■ Exercise brief
Check each line of the records for "xlabel"; collect those that have it.

┌──

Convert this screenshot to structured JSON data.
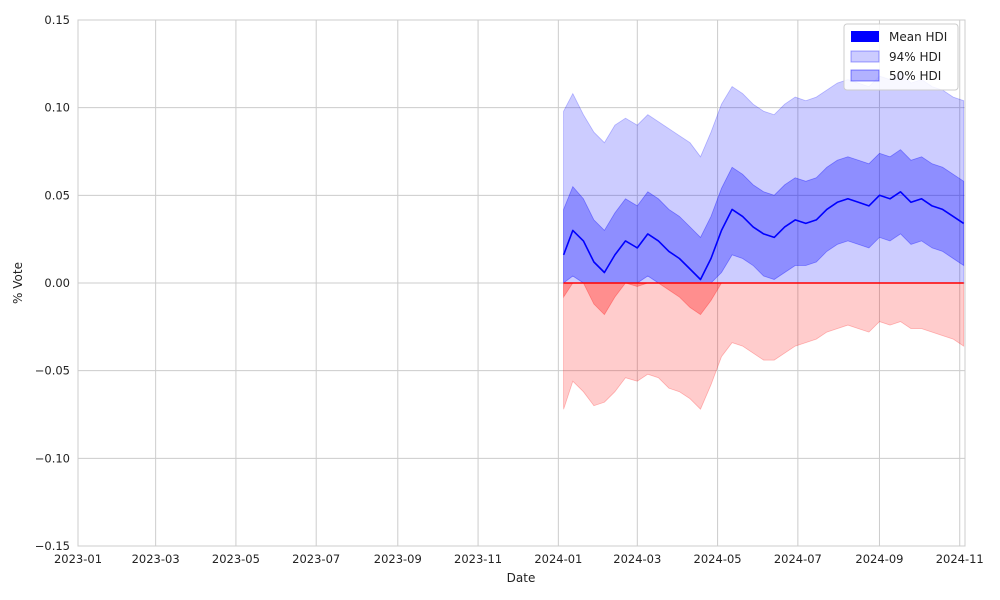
{
  "chart_data": {
    "type": "area",
    "title": "",
    "xlabel": "Date",
    "ylabel": "% Vote",
    "x_domain": [
      "2023-01-01",
      "2024-11-05"
    ],
    "ylim": [
      -0.15,
      0.15
    ],
    "yticks": [
      0.15,
      0.1,
      0.05,
      0.0,
      -0.05,
      -0.1,
      -0.15
    ],
    "ytick_labels": [
      "0.15",
      "0.10",
      "0.05",
      "0.00",
      "−0.05",
      "−0.10",
      "−0.15"
    ],
    "xticks": [
      "2023-01-01",
      "2023-03-01",
      "2023-05-01",
      "2023-07-01",
      "2023-09-01",
      "2023-11-01",
      "2024-01-01",
      "2024-03-01",
      "2024-05-01",
      "2024-07-01",
      "2024-09-01",
      "2024-11-01"
    ],
    "xtick_labels": [
      "2023-01",
      "2023-03",
      "2023-05",
      "2023-07",
      "2023-09",
      "2023-11",
      "2024-01",
      "2024-03",
      "2024-05",
      "2024-07",
      "2024-09",
      "2024-11"
    ],
    "grid": true,
    "legend_position": "top-right",
    "colors": {
      "positive": "#0000ff",
      "negative": "#ff0000",
      "grid": "#cccccc"
    },
    "legend": [
      {
        "label": "Mean HDI",
        "color": "#0000ff",
        "alpha": 1.0
      },
      {
        "label": "94% HDI",
        "color": "#0000ff",
        "alpha": 0.2
      },
      {
        "label": "50% HDI",
        "color": "#0000ff",
        "alpha": 0.3
      }
    ],
    "series": {
      "dates": [
        "2024-01-05",
        "2024-01-12",
        "2024-01-20",
        "2024-01-28",
        "2024-02-05",
        "2024-02-13",
        "2024-02-21",
        "2024-03-01",
        "2024-03-09",
        "2024-03-17",
        "2024-03-25",
        "2024-04-02",
        "2024-04-10",
        "2024-04-18",
        "2024-04-26",
        "2024-05-04",
        "2024-05-12",
        "2024-05-20",
        "2024-05-28",
        "2024-06-05",
        "2024-06-13",
        "2024-06-21",
        "2024-06-29",
        "2024-07-07",
        "2024-07-15",
        "2024-07-23",
        "2024-07-31",
        "2024-08-08",
        "2024-08-16",
        "2024-08-24",
        "2024-09-01",
        "2024-09-09",
        "2024-09-17",
        "2024-09-25",
        "2024-10-03",
        "2024-10-11",
        "2024-10-19",
        "2024-10-27",
        "2024-11-04"
      ],
      "mean": [
        0.016,
        0.03,
        0.024,
        0.012,
        0.006,
        0.016,
        0.024,
        0.02,
        0.028,
        0.024,
        0.018,
        0.014,
        0.008,
        0.002,
        0.014,
        0.03,
        0.042,
        0.038,
        0.032,
        0.028,
        0.026,
        0.032,
        0.036,
        0.034,
        0.036,
        0.042,
        0.046,
        0.048,
        0.046,
        0.044,
        0.05,
        0.048,
        0.052,
        0.046,
        0.048,
        0.044,
        0.042,
        0.038,
        0.034
      ],
      "hdi50_low": [
        -0.008,
        0.004,
        0.0,
        -0.012,
        -0.018,
        -0.008,
        0.0,
        -0.002,
        0.004,
        0.0,
        -0.004,
        -0.008,
        -0.014,
        -0.018,
        -0.01,
        0.006,
        0.016,
        0.014,
        0.01,
        0.004,
        0.002,
        0.006,
        0.01,
        0.01,
        0.012,
        0.018,
        0.022,
        0.024,
        0.022,
        0.02,
        0.026,
        0.024,
        0.028,
        0.022,
        0.024,
        0.02,
        0.018,
        0.014,
        0.01
      ],
      "hdi50_high": [
        0.042,
        0.055,
        0.048,
        0.036,
        0.03,
        0.04,
        0.048,
        0.044,
        0.052,
        0.048,
        0.042,
        0.038,
        0.032,
        0.026,
        0.038,
        0.054,
        0.066,
        0.062,
        0.056,
        0.052,
        0.05,
        0.056,
        0.06,
        0.058,
        0.06,
        0.066,
        0.07,
        0.072,
        0.07,
        0.068,
        0.074,
        0.072,
        0.076,
        0.07,
        0.072,
        0.068,
        0.066,
        0.062,
        0.058
      ],
      "hdi94_low": [
        -0.072,
        -0.056,
        -0.062,
        -0.07,
        -0.068,
        -0.062,
        -0.054,
        -0.056,
        -0.052,
        -0.054,
        -0.06,
        -0.062,
        -0.066,
        -0.072,
        -0.058,
        -0.042,
        -0.034,
        -0.036,
        -0.04,
        -0.044,
        -0.044,
        -0.04,
        -0.036,
        -0.034,
        -0.032,
        -0.028,
        -0.026,
        -0.024,
        -0.026,
        -0.028,
        -0.022,
        -0.024,
        -0.022,
        -0.026,
        -0.026,
        -0.028,
        -0.03,
        -0.032,
        -0.036
      ],
      "hdi94_high": [
        0.098,
        0.108,
        0.096,
        0.086,
        0.08,
        0.09,
        0.094,
        0.09,
        0.096,
        0.092,
        0.088,
        0.084,
        0.08,
        0.072,
        0.086,
        0.102,
        0.112,
        0.108,
        0.102,
        0.098,
        0.096,
        0.102,
        0.106,
        0.104,
        0.106,
        0.11,
        0.114,
        0.116,
        0.114,
        0.112,
        0.118,
        0.116,
        0.12,
        0.114,
        0.116,
        0.112,
        0.11,
        0.106,
        0.104
      ]
    }
  }
}
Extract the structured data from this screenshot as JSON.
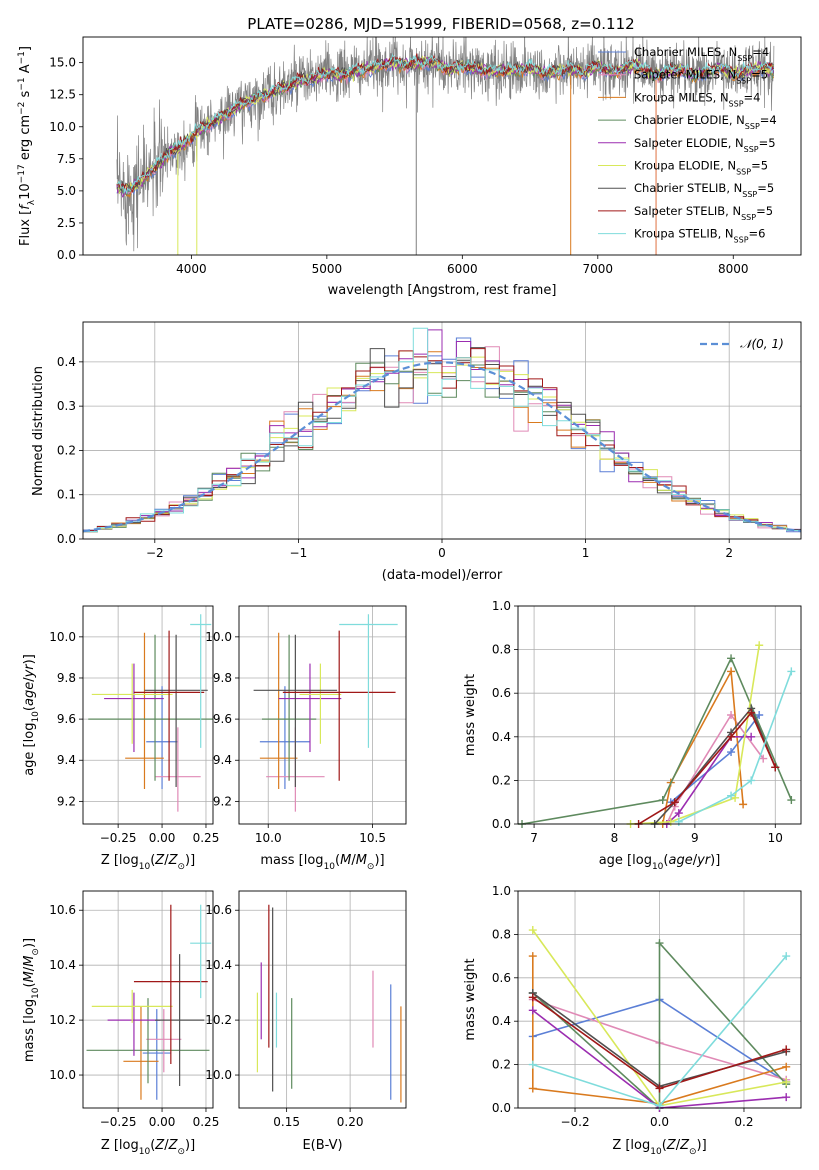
{
  "colors": {
    "chabrier_miles": "#5b7fd6",
    "salpeter_miles": "#e08ab6",
    "kroupa_miles": "#d97a1e",
    "chabrier_elodie": "#5e8a5e",
    "salpeter_elodie": "#9b2db0",
    "kroupa_elodie": "#d8e85a",
    "chabrier_stelib": "#505050",
    "salpeter_stelib": "#a01818",
    "kroupa_stelib": "#7fdcdc",
    "gauss": "#5b8fd6",
    "grid": "#b0b0b0"
  },
  "chart_data": [
    {
      "id": "spectrum",
      "type": "line",
      "title": "PLATE=0286, MJD=51999, FIBERID=0568, z=0.112",
      "xlabel": "wavelength [Angstrom, rest frame]",
      "ylabel": "Flux [f_λ 10^-17 erg cm^-2 s^-1 A^-1]",
      "xlim": [
        3200,
        8500
      ],
      "ylim": [
        0,
        17
      ],
      "xticks": [
        "4000",
        "5000",
        "6000",
        "7000",
        "8000"
      ],
      "yticks": [
        "0.0",
        "2.5",
        "5.0",
        "7.5",
        "10.0",
        "12.5",
        "15.0"
      ],
      "grid": false,
      "legend_position": "top-right",
      "legend": [
        {
          "label": "Chabrier MILES, N",
          "sub": "SSP",
          "tail": "=4",
          "key": "chabrier_miles"
        },
        {
          "label": "Salpeter MILES, N",
          "sub": "SSP",
          "tail": "=5",
          "key": "salpeter_miles"
        },
        {
          "label": "Kroupa MILES, N",
          "sub": "SSP",
          "tail": "=4",
          "key": "kroupa_miles"
        },
        {
          "label": "Chabrier ELODIE, N",
          "sub": "SSP",
          "tail": "=4",
          "key": "chabrier_elodie"
        },
        {
          "label": "Salpeter ELODIE, N",
          "sub": "SSP",
          "tail": "=5",
          "key": "salpeter_elodie"
        },
        {
          "label": "Kroupa ELODIE, N",
          "sub": "SSP",
          "tail": "=5",
          "key": "kroupa_elodie"
        },
        {
          "label": "Chabrier STELIB, N",
          "sub": "SSP",
          "tail": "=5",
          "key": "chabrier_stelib"
        },
        {
          "label": "Salpeter STELIB, N",
          "sub": "SSP",
          "tail": "=5",
          "key": "salpeter_stelib"
        },
        {
          "label": "Kroupa STELIB, N",
          "sub": "SSP",
          "tail": "=6",
          "key": "kroupa_stelib"
        }
      ],
      "model_curve": {
        "x": [
          3450,
          3500,
          3550,
          3600,
          3650,
          3700,
          3750,
          3800,
          3850,
          3900,
          3950,
          4000,
          4100,
          4200,
          4300,
          4400,
          4500,
          4600,
          4700,
          4800,
          4900,
          5000,
          5100,
          5200,
          5300,
          5400,
          5500,
          5600,
          5700,
          5800,
          5900,
          6000,
          6100,
          6200,
          6300,
          6400,
          6500,
          6600,
          6700,
          6800,
          6900,
          7000,
          7100,
          7200,
          7300,
          7400,
          7500,
          7600,
          7700,
          7800,
          7900,
          8000,
          8100,
          8200,
          8300
        ],
        "y": [
          5.3,
          5.0,
          5.2,
          5.5,
          6.0,
          6.6,
          7.0,
          7.5,
          8.2,
          8.2,
          8.8,
          9.2,
          10.0,
          10.6,
          11.3,
          11.9,
          12.3,
          12.7,
          13.1,
          13.6,
          13.7,
          14.2,
          14.0,
          14.3,
          14.5,
          14.8,
          15.0,
          14.8,
          15.0,
          15.0,
          14.4,
          14.7,
          14.5,
          14.3,
          14.4,
          14.4,
          14.6,
          14.2,
          14.3,
          14.5,
          14.2,
          14.7,
          14.2,
          14.6,
          14.8,
          14.0,
          14.2,
          14.5,
          14.0,
          14.2,
          14.6,
          14.1,
          14.3,
          14.6,
          14.4
        ]
      },
      "data_noise": 1.1,
      "spikes_x": [
        3900,
        4040,
        5660,
        6800,
        7430
      ]
    },
    {
      "id": "residuals",
      "type": "histogram",
      "xlabel": "(data-model)/error",
      "ylabel": "Normed distribution",
      "xlim": [
        -2.5,
        2.5
      ],
      "ylim": [
        0,
        0.49
      ],
      "xticks": [
        "−2",
        "−1",
        "0",
        "1",
        "2"
      ],
      "yticks": [
        "0.0",
        "0.1",
        "0.2",
        "0.3",
        "0.4"
      ],
      "grid": true,
      "legend_position": "top-right",
      "gauss_label": "𝒩(0, 1)",
      "bin_width": 0.1
    },
    {
      "id": "age_vs_z",
      "type": "errorbar",
      "xlabel": "Z [log10(Z/Z⊙)]",
      "ylabel": "age [log10(age/yr)]",
      "xlim": [
        -0.45,
        0.29
      ],
      "ylim": [
        9.09,
        10.15
      ],
      "xticks": [
        "−0.25",
        "0.00",
        "0.25"
      ],
      "yticks": [
        "9.2",
        "9.4",
        "9.6",
        "9.8",
        "10.0"
      ],
      "points": [
        {
          "key": "chabrier_miles",
          "x": 0.0,
          "xerr": 0.09,
          "y": 9.49,
          "yerr": [
            0.23,
            0.27
          ]
        },
        {
          "key": "salpeter_miles",
          "x": 0.09,
          "xerr": 0.13,
          "y": 9.32,
          "yerr": [
            0.17,
            0.24
          ]
        },
        {
          "key": "kroupa_miles",
          "x": -0.1,
          "xerr": 0.11,
          "y": 9.41,
          "yerr": [
            0.15,
            0.61
          ]
        },
        {
          "key": "chabrier_elodie",
          "x": -0.04,
          "xerr": 0.38,
          "y": 9.6,
          "yerr": [
            0.3,
            0.41
          ]
        },
        {
          "key": "salpeter_elodie",
          "x": -0.16,
          "xerr": 0.17,
          "y": 9.7,
          "yerr": [
            0.26,
            0.17
          ]
        },
        {
          "key": "kroupa_elodie",
          "x": -0.17,
          "xerr": 0.23,
          "y": 9.72,
          "yerr": [
            0.24,
            0.15
          ]
        },
        {
          "key": "chabrier_stelib",
          "x": 0.08,
          "xerr": 0.18,
          "y": 9.74,
          "yerr": [
            0.47,
            0.27
          ]
        },
        {
          "key": "salpeter_stelib",
          "x": 0.04,
          "xerr": 0.2,
          "y": 9.73,
          "yerr": [
            0.43,
            0.3
          ]
        },
        {
          "key": "kroupa_stelib",
          "x": 0.22,
          "xerr": 0.06,
          "y": 10.06,
          "yerr": [
            0.6,
            0.05
          ]
        }
      ]
    },
    {
      "id": "age_vs_mass",
      "type": "errorbar",
      "xlabel": "mass [log10(M/M⊙)]",
      "ylabel": "",
      "xlim": [
        9.86,
        10.66
      ],
      "ylim": [
        9.09,
        10.15
      ],
      "xticks": [
        "10.0",
        "10.5"
      ],
      "yticks": [
        "9.2",
        "9.4",
        "9.6",
        "9.8",
        "10.0"
      ],
      "points": [
        {
          "key": "chabrier_miles",
          "x": 10.08,
          "xerr": 0.12,
          "y": 9.49,
          "yerr": [
            0.23,
            0.27
          ]
        },
        {
          "key": "salpeter_miles",
          "x": 10.13,
          "xerr": 0.14,
          "y": 9.32,
          "yerr": [
            0.17,
            0.24
          ]
        },
        {
          "key": "kroupa_miles",
          "x": 10.05,
          "xerr": 0.09,
          "y": 9.41,
          "yerr": [
            0.15,
            0.61
          ]
        },
        {
          "key": "chabrier_elodie",
          "x": 10.1,
          "xerr": 0.13,
          "y": 9.6,
          "yerr": [
            0.3,
            0.41
          ]
        },
        {
          "key": "salpeter_elodie",
          "x": 10.2,
          "xerr": 0.15,
          "y": 9.7,
          "yerr": [
            0.26,
            0.17
          ]
        },
        {
          "key": "kroupa_elodie",
          "x": 10.25,
          "xerr": 0.1,
          "y": 9.72,
          "yerr": [
            0.24,
            0.15
          ]
        },
        {
          "key": "chabrier_stelib",
          "x": 10.13,
          "xerr": 0.2,
          "y": 9.74,
          "yerr": [
            0.47,
            0.27
          ]
        },
        {
          "key": "salpeter_stelib",
          "x": 10.34,
          "xerr": 0.27,
          "y": 9.73,
          "yerr": [
            0.43,
            0.3
          ]
        },
        {
          "key": "kroupa_stelib",
          "x": 10.48,
          "xerr": 0.14,
          "y": 10.06,
          "yerr": [
            0.6,
            0.05
          ]
        }
      ]
    },
    {
      "id": "weight_vs_age",
      "type": "line",
      "xlabel": "age [log10(age/yr)]",
      "ylabel": "mass weight",
      "xlim": [
        6.8,
        10.32
      ],
      "ylim": [
        0,
        1
      ],
      "xticks": [
        "7",
        "8",
        "9",
        "10"
      ],
      "yticks": [
        "0.0",
        "0.2",
        "0.4",
        "0.6",
        "0.8",
        "1.0"
      ],
      "grid": true,
      "series": [
        {
          "key": "chabrier_miles",
          "x": [
            8.7,
            9.45,
            9.8
          ],
          "y": [
            0.1,
            0.33,
            0.5
          ]
        },
        {
          "key": "salpeter_miles",
          "x": [
            8.65,
            8.75,
            9.45,
            9.85
          ],
          "y": [
            0.0,
            0.08,
            0.5,
            0.3
          ]
        },
        {
          "key": "kroupa_miles",
          "x": [
            8.6,
            8.7,
            9.45,
            9.6
          ],
          "y": [
            0.0,
            0.19,
            0.7,
            0.09
          ]
        },
        {
          "key": "chabrier_elodie",
          "x": [
            6.85,
            8.6,
            9.45,
            10.2
          ],
          "y": [
            0.0,
            0.11,
            0.76,
            0.11
          ]
        },
        {
          "key": "salpeter_elodie",
          "x": [
            8.65,
            8.8,
            9.45,
            9.7
          ],
          "y": [
            0.0,
            0.05,
            0.4,
            0.4
          ]
        },
        {
          "key": "kroupa_elodie",
          "x": [
            8.2,
            8.7,
            9.5,
            9.8
          ],
          "y": [
            0.0,
            0.01,
            0.12,
            0.82
          ]
        },
        {
          "key": "chabrier_stelib",
          "x": [
            8.5,
            8.75,
            9.45,
            9.7,
            10.0
          ],
          "y": [
            0.0,
            0.1,
            0.42,
            0.53,
            0.26
          ]
        },
        {
          "key": "salpeter_stelib",
          "x": [
            8.3,
            8.75,
            9.45,
            9.7,
            10.0
          ],
          "y": [
            0.0,
            0.1,
            0.4,
            0.51,
            0.26
          ]
        },
        {
          "key": "kroupa_stelib",
          "x": [
            8.8,
            9.45,
            9.7,
            10.2
          ],
          "y": [
            0.01,
            0.13,
            0.2,
            0.7
          ]
        }
      ]
    },
    {
      "id": "mass_vs_z",
      "type": "errorbar",
      "xlabel": "Z [log10(Z/Z⊙)]",
      "ylabel": "mass [log10(M/M⊙)]",
      "xlim": [
        -0.45,
        0.29
      ],
      "ylim": [
        9.88,
        10.67
      ],
      "xticks": [
        "−0.25",
        "0.00",
        "0.25"
      ],
      "yticks": [
        "10.0",
        "10.2",
        "10.4",
        "10.6"
      ],
      "points": [
        {
          "key": "chabrier_miles",
          "x": -0.03,
          "xerr": 0.08,
          "y": 10.08,
          "yerr": [
            0.17,
            0.16
          ]
        },
        {
          "key": "salpeter_miles",
          "x": 0.01,
          "xerr": 0.1,
          "y": 10.13,
          "yerr": [
            0.12,
            0.11
          ]
        },
        {
          "key": "kroupa_miles",
          "x": -0.12,
          "xerr": 0.1,
          "y": 10.05,
          "yerr": [
            0.14,
            0.2
          ]
        },
        {
          "key": "chabrier_elodie",
          "x": -0.08,
          "xerr": 0.35,
          "y": 10.09,
          "yerr": [
            0.12,
            0.19
          ]
        },
        {
          "key": "salpeter_elodie",
          "x": -0.16,
          "xerr": 0.15,
          "y": 10.2,
          "yerr": [
            0.13,
            0.1
          ]
        },
        {
          "key": "kroupa_elodie",
          "x": -0.17,
          "xerr": 0.23,
          "y": 10.25,
          "yerr": [
            0.06,
            0.06
          ]
        },
        {
          "key": "chabrier_stelib",
          "x": 0.1,
          "xerr": 0.14,
          "y": 10.2,
          "yerr": [
            0.24,
            0.24
          ]
        },
        {
          "key": "salpeter_stelib",
          "x": 0.05,
          "xerr": 0.21,
          "y": 10.34,
          "yerr": [
            0.3,
            0.28
          ]
        },
        {
          "key": "kroupa_stelib",
          "x": 0.22,
          "xerr": 0.06,
          "y": 10.48,
          "yerr": [
            0.2,
            0.14
          ]
        }
      ]
    },
    {
      "id": "mass_vs_ebv",
      "type": "errorbar",
      "xlabel": "E(B-V)",
      "ylabel": "",
      "xlim": [
        0.1125,
        0.244
      ],
      "ylim": [
        9.88,
        10.67
      ],
      "xticks": [
        "0.15",
        "0.20"
      ],
      "yticks": [
        "10.0",
        "10.2",
        "10.4",
        "10.6"
      ],
      "points": [
        {
          "key": "chabrier_miles",
          "x": 0.232,
          "xerr": 0,
          "y": 10.08,
          "yerr": [
            0.17,
            0.25
          ]
        },
        {
          "key": "salpeter_miles",
          "x": 0.218,
          "xerr": 0,
          "y": 10.2,
          "yerr": [
            0.1,
            0.18
          ]
        },
        {
          "key": "kroupa_miles",
          "x": 0.24,
          "xerr": 0,
          "y": 10.04,
          "yerr": [
            0.14,
            0.21
          ]
        },
        {
          "key": "chabrier_elodie",
          "x": 0.154,
          "xerr": 0,
          "y": 10.11,
          "yerr": [
            0.16,
            0.17
          ]
        },
        {
          "key": "salpeter_elodie",
          "x": 0.13,
          "xerr": 0,
          "y": 10.26,
          "yerr": [
            0.13,
            0.15
          ]
        },
        {
          "key": "kroupa_elodie",
          "x": 0.127,
          "xerr": 0,
          "y": 10.15,
          "yerr": [
            0.14,
            0.15
          ]
        },
        {
          "key": "chabrier_stelib",
          "x": 0.139,
          "xerr": 0,
          "y": 10.28,
          "yerr": [
            0.34,
            0.33
          ]
        },
        {
          "key": "salpeter_stelib",
          "x": 0.136,
          "xerr": 0,
          "y": 10.3,
          "yerr": [
            0.2,
            0.32
          ]
        },
        {
          "key": "kroupa_stelib",
          "x": 0.142,
          "xerr": 0,
          "y": 10.2,
          "yerr": [
            0.1,
            0.1
          ]
        }
      ]
    },
    {
      "id": "weight_vs_z",
      "type": "line",
      "xlabel": "Z [log10(Z/Z⊙)]",
      "ylabel": "mass weight",
      "xlim": [
        -0.335,
        0.335
      ],
      "ylim": [
        0,
        1
      ],
      "xticks": [
        "−0.2",
        "0.0",
        "0.2"
      ],
      "yticks": [
        "0.0",
        "0.2",
        "0.4",
        "0.6",
        "0.8",
        "1.0"
      ],
      "grid": true,
      "series": [
        {
          "key": "chabrier_miles",
          "x": [
            -0.3,
            0.0,
            0.3
          ],
          "y": [
            0.33,
            0.5,
            0.12
          ]
        },
        {
          "key": "salpeter_miles",
          "x": [
            -0.3,
            0.0,
            0.3
          ],
          "y": [
            0.5,
            0.3,
            0.13
          ]
        },
        {
          "key": "kroupa_miles",
          "x": [
            -0.3,
            -0.3,
            0.0,
            0.3
          ],
          "y": [
            0.7,
            0.09,
            0.02,
            0.19
          ]
        },
        {
          "key": "chabrier_elodie",
          "x": [
            -0.3,
            0.0,
            0.0,
            0.3
          ],
          "y": [
            0.53,
            0.0,
            0.76,
            0.11
          ]
        },
        {
          "key": "salpeter_elodie",
          "x": [
            -0.3,
            0.0,
            0.3
          ],
          "y": [
            0.45,
            0.0,
            0.05
          ]
        },
        {
          "key": "kroupa_elodie",
          "x": [
            -0.3,
            0.0,
            0.3
          ],
          "y": [
            0.82,
            0.01,
            0.12
          ]
        },
        {
          "key": "chabrier_stelib",
          "x": [
            -0.3,
            0.0,
            0.3
          ],
          "y": [
            0.53,
            0.1,
            0.26
          ]
        },
        {
          "key": "salpeter_stelib",
          "x": [
            -0.3,
            0.0,
            0.3
          ],
          "y": [
            0.51,
            0.09,
            0.27
          ]
        },
        {
          "key": "kroupa_stelib",
          "x": [
            -0.3,
            0.0,
            0.3
          ],
          "y": [
            0.2,
            0.01,
            0.7
          ]
        }
      ]
    }
  ]
}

└──

■ Task output
    "xlabel": "Date",
      "xlabel": "wavelength [Angstrom, rest frame]",
      "xlabel": "(data-model)/error",
      "xlabel": "Z [log10(Z/Z⊙)]",
      "xlabel": "mass [log10(M/M⊙)]",
      "xlabel": "age [log10(age/yr)]",
      "xlabel": "Z [log10(Z/Z⊙)]",
      "xlabel": "E(B-V)",
      "xlabel": "Z [log10(Z/Z⊙)]",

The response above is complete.